## Instructions for the task
Select every line containing the word "true" from the material, and copy those lines.

_ _ _ _ _ _ _

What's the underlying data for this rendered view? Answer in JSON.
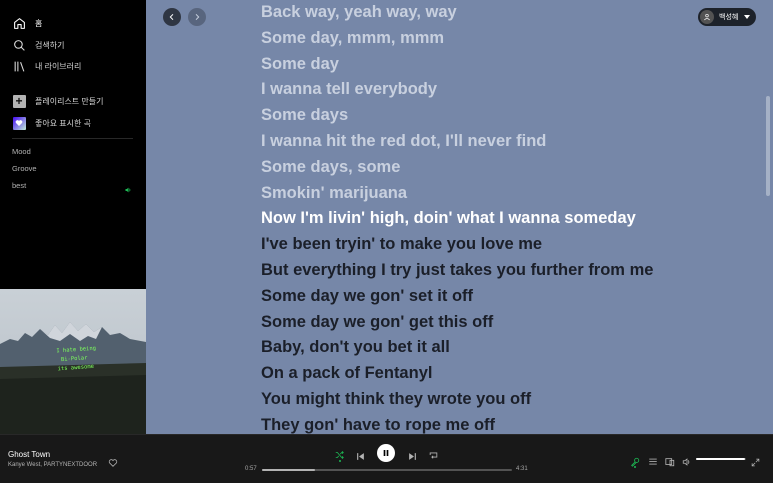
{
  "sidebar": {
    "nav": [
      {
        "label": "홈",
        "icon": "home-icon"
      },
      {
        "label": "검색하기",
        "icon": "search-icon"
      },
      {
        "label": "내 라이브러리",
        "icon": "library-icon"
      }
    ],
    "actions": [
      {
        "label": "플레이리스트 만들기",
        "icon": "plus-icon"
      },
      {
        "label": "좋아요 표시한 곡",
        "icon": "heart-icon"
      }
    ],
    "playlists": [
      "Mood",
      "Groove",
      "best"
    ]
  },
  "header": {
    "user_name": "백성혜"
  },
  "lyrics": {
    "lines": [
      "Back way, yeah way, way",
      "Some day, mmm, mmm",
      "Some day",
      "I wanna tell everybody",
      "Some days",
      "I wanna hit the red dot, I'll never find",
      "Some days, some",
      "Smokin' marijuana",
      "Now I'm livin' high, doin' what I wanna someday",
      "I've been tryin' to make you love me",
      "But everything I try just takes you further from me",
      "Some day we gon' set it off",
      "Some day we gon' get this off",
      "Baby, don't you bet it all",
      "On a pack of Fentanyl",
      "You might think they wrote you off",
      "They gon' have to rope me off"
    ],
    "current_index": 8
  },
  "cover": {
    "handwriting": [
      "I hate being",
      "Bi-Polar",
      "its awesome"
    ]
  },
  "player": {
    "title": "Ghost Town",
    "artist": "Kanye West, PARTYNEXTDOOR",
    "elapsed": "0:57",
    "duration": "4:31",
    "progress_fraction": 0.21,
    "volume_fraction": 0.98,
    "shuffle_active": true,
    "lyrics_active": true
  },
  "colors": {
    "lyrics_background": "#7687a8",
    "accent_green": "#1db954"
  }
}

_ _ _ _ _ _ _

## Output of the task
    "shuffle_active": true,
    "lyrics_active": true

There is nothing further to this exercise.